OBJECTIVE:
In the material below, list every line carrying the string "Regular".

[RECORDS FOR THE TASK start]

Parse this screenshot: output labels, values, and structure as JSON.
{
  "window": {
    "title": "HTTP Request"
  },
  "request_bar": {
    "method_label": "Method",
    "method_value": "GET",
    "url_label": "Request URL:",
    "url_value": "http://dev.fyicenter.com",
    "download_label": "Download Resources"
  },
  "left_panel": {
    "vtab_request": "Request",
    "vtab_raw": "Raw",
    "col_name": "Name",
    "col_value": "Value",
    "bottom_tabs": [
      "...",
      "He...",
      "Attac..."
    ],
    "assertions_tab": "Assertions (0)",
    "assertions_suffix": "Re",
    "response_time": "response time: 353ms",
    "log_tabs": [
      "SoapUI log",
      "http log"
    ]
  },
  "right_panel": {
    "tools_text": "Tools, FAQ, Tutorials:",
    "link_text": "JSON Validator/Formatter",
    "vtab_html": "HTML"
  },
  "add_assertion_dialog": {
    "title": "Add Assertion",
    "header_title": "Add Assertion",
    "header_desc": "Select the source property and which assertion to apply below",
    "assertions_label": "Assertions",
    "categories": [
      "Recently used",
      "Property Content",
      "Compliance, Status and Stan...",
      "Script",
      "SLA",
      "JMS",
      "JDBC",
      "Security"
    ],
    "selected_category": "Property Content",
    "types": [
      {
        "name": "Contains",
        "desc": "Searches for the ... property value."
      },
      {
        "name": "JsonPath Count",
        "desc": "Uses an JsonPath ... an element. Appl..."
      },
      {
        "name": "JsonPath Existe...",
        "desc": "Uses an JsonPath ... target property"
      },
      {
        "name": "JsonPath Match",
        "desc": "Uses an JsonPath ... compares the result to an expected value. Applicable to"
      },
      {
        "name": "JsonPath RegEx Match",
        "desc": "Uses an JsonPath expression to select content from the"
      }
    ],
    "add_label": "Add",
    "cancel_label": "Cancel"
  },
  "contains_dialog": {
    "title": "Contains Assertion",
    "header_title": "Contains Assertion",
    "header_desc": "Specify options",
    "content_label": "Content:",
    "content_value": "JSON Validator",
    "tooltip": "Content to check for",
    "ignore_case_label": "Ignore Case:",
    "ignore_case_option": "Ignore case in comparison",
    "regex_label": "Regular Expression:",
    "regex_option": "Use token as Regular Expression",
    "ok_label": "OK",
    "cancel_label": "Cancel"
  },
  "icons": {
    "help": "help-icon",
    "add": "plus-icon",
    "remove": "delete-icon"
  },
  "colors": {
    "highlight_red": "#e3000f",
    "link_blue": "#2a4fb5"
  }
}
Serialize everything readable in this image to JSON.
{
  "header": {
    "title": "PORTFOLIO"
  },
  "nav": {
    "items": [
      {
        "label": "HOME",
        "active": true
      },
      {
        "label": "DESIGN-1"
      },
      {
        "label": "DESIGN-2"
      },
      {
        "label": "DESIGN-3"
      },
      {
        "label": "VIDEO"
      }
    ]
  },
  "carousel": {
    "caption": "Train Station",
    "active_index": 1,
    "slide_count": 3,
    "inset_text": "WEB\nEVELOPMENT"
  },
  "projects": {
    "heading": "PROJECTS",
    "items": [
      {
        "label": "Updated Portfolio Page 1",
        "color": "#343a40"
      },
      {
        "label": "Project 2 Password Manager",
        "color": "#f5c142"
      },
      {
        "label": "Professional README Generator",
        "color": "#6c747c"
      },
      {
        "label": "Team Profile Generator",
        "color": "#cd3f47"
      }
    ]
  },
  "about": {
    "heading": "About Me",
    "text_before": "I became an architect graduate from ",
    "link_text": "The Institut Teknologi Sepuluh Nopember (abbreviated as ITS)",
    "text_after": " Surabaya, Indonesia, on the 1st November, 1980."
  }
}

[RECORDS FOR THE TASK end]

TASK SOLUTION:
    "regex_label": "Regular Expression:",
    "regex_option": "Use token as Regular Expression",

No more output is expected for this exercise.